Task prompt = Update the listing below by replacing "screenshot" with "image" wherever it occurs and keeping everything else the same. Leave the pictures out of your answer.

Records for this task =
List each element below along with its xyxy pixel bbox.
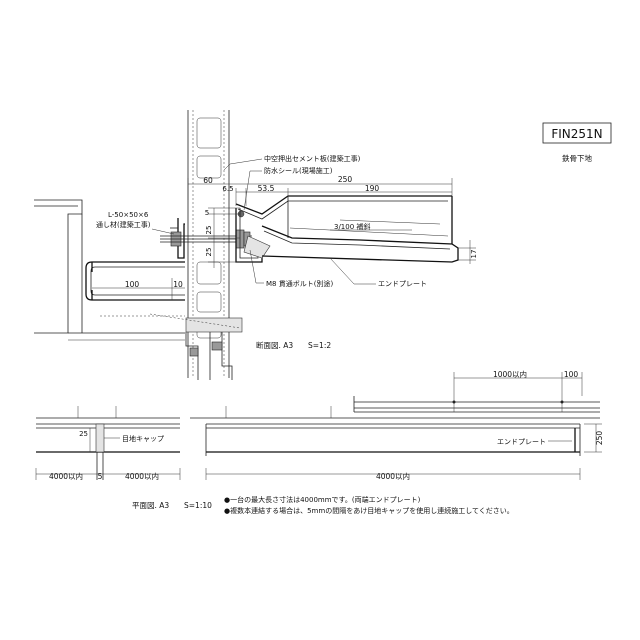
model-code: FIN251N <box>551 127 602 141</box>
dim-25-lower: 25 <box>205 248 213 257</box>
notes: ●一台の最大長さ寸法は4000mmです。(両端エンドプレート) ●複数本連結する… <box>224 495 514 515</box>
dim-25-upper: 25 <box>205 226 213 235</box>
cement-panel <box>187 110 230 378</box>
note-1: ●一台の最大長さ寸法は4000mmです。(両端エンドプレート) <box>224 495 421 504</box>
label-cement-board: 中空押出セメント板(建築工事) <box>264 154 361 163</box>
plan-dim-100: 100 <box>564 370 579 379</box>
plan-dim-25: 25 <box>79 430 88 438</box>
label-angle: L-50×50×6 <box>108 211 149 219</box>
section-caption-name: 断面図. A3 <box>256 340 293 350</box>
plan-dim-250: 250 <box>595 431 604 446</box>
section-dimensions <box>92 178 476 300</box>
plan-joint <box>35 406 181 480</box>
dim-53-5: 53.5 <box>258 184 275 193</box>
plan-dim-4000-left: 4000以内 <box>49 471 83 481</box>
plan-caption-scale: S=1:10 <box>184 501 212 510</box>
label-end-plate: エンドプレート <box>378 280 427 288</box>
dim-10: 10 <box>173 280 183 289</box>
plan-dim-4000-mid: 4000以内 <box>125 471 159 481</box>
plan-dim-1000: 1000以内 <box>493 369 527 379</box>
dim-17: 17 <box>470 250 478 259</box>
steel-structure <box>34 199 185 341</box>
sill-fin <box>235 195 459 263</box>
plan-end-plate-label: エンドプレート <box>497 438 546 446</box>
lower-frame <box>149 313 243 380</box>
dim-190: 190 <box>365 184 380 193</box>
label-waterproof-seal: 防水シール(現場施工) <box>264 166 333 175</box>
dim-100: 100 <box>125 280 140 289</box>
dim-250: 250 <box>338 175 353 184</box>
label-bolt: M8 貫通ボルト(別途) <box>266 279 333 288</box>
plan-dim-4000-main: 4000以内 <box>376 471 410 481</box>
substrate-label: 鉄骨下地 <box>562 153 592 163</box>
title-block: FIN251N 鉄骨下地 <box>542 122 612 163</box>
dim-60: 60 <box>203 176 213 185</box>
dim-5: 5 <box>205 209 209 217</box>
section-leaders <box>151 158 412 285</box>
plan-caption-name: 平面図. A3 <box>132 501 169 510</box>
label-angle-note: 通し材(建築工事) <box>96 220 151 229</box>
note-2: ●複数本連結する場合は、5mmの間隔をあけ目地キャップを使用し連続施工してくださ… <box>224 506 514 515</box>
dim-6-5: 6.5 <box>222 185 233 193</box>
plan-view: 25 目地キャップ 4000以内 5 4000以内 <box>35 369 604 510</box>
c-channel <box>85 261 185 301</box>
joint-cap-label: 目地キャップ <box>122 434 164 443</box>
section-view: 60 250 6.5 53.5 190 5 25 25 17 100 10 中空… <box>34 110 478 380</box>
model-code-box <box>542 122 612 144</box>
plan-dim-5: 5 <box>98 472 103 481</box>
label-slope: 3/100 補斜 <box>334 222 370 231</box>
section-caption-scale: S=1:2 <box>308 341 331 350</box>
plan-main <box>190 372 602 480</box>
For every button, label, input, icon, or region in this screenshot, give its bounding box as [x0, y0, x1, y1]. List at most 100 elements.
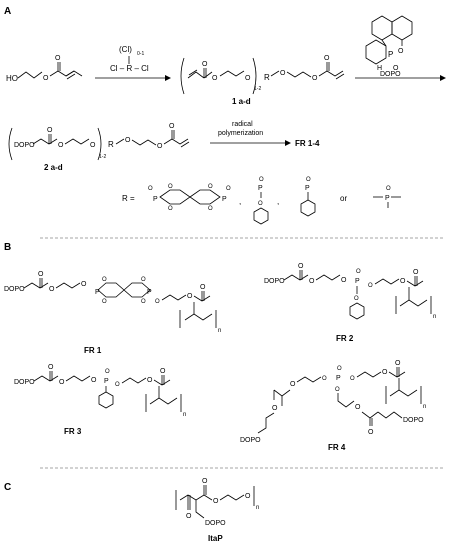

Full output =
List each element below along with its xyxy pixel bbox.
model-code: FIN251N <box>551 127 602 141</box>
dim-25-lower: 25 <box>205 248 213 257</box>
notes: ●一台の最大長さ寸法は4000mmです。(両端エンドプレート) ●複数本連結する… <box>224 495 514 515</box>
dim-25-upper: 25 <box>205 226 213 235</box>
cement-panel <box>187 110 230 378</box>
note-1: ●一台の最大長さ寸法は4000mmです。(両端エンドプレート) <box>224 495 421 504</box>
label-cement-board: 中空押出セメント板(建築工事) <box>264 154 361 163</box>
plan-dim-100: 100 <box>564 370 579 379</box>
plan-dim-25: 25 <box>79 430 88 438</box>
label-angle: L-50×50×6 <box>108 211 149 219</box>
section-caption-name: 断面図. A3 <box>256 340 293 350</box>
plan-dim-250: 250 <box>595 431 604 446</box>
section-dimensions <box>92 178 476 300</box>
plan-joint <box>35 406 181 480</box>
dim-53-5: 53.5 <box>258 184 275 193</box>
plan-dim-4000-left: 4000以内 <box>49 471 83 481</box>
plan-caption-scale: S=1:10 <box>184 501 212 510</box>
label-end-plate: エンドプレート <box>378 280 427 288</box>
dim-10: 10 <box>173 280 183 289</box>
plan-dim-4000-mid: 4000以内 <box>125 471 159 481</box>
plan-dim-1000: 1000以内 <box>493 369 527 379</box>
dim-17: 17 <box>470 250 478 259</box>
steel-structure <box>34 199 185 341</box>
sill-fin <box>235 195 459 263</box>
plan-end-plate-label: エンドプレート <box>497 438 546 446</box>
lower-frame <box>149 313 243 380</box>
dim-190: 190 <box>365 184 380 193</box>
label-waterproof-seal: 防水シール(現場施工) <box>264 166 333 175</box>
dim-100: 100 <box>125 280 140 289</box>
dim-250: 250 <box>338 175 353 184</box>
label-bolt: M8 貫通ボルト(別途) <box>266 279 333 288</box>
plan-dim-4000-main: 4000以内 <box>376 471 410 481</box>
substrate-label: 鉄骨下地 <box>562 153 592 163</box>
title-block: FIN251N 鉄骨下地 <box>542 122 612 163</box>
dim-60: 60 <box>203 176 213 185</box>
dim-5: 5 <box>205 209 209 217</box>
section-leaders <box>151 158 412 285</box>
plan-caption-name: 平面図. A3 <box>132 501 169 510</box>
label-angle-note: 通し材(建築工事) <box>96 220 151 229</box>
note-2: ●複数本連結する場合は、5mmの間隔をあけ目地キャップを使用し連続施工してくださ… <box>224 506 514 515</box>
dim-6-5: 6.5 <box>222 185 233 193</box>
plan-view: 25 目地キャップ 4000以内 5 4000以内 <box>35 369 604 510</box>
c-channel <box>85 261 185 301</box>
joint-cap-label: 目地キャップ <box>122 434 164 443</box>
section-view: 60 250 6.5 53.5 190 5 25 25 17 100 10 中空… <box>34 110 478 380</box>
model-code-box <box>542 122 612 144</box>
plan-dim-5: 5 <box>98 472 103 481</box>
label-slope: 3/100 補斜 <box>334 222 370 231</box>
section-caption-scale: S=1:2 <box>308 341 331 350</box>
plan-main <box>190 372 602 480</box>
For every button, label, input, icon, or region in this image, give its bounding box as [x0, y0, x1, y1]. List at most 100 elements.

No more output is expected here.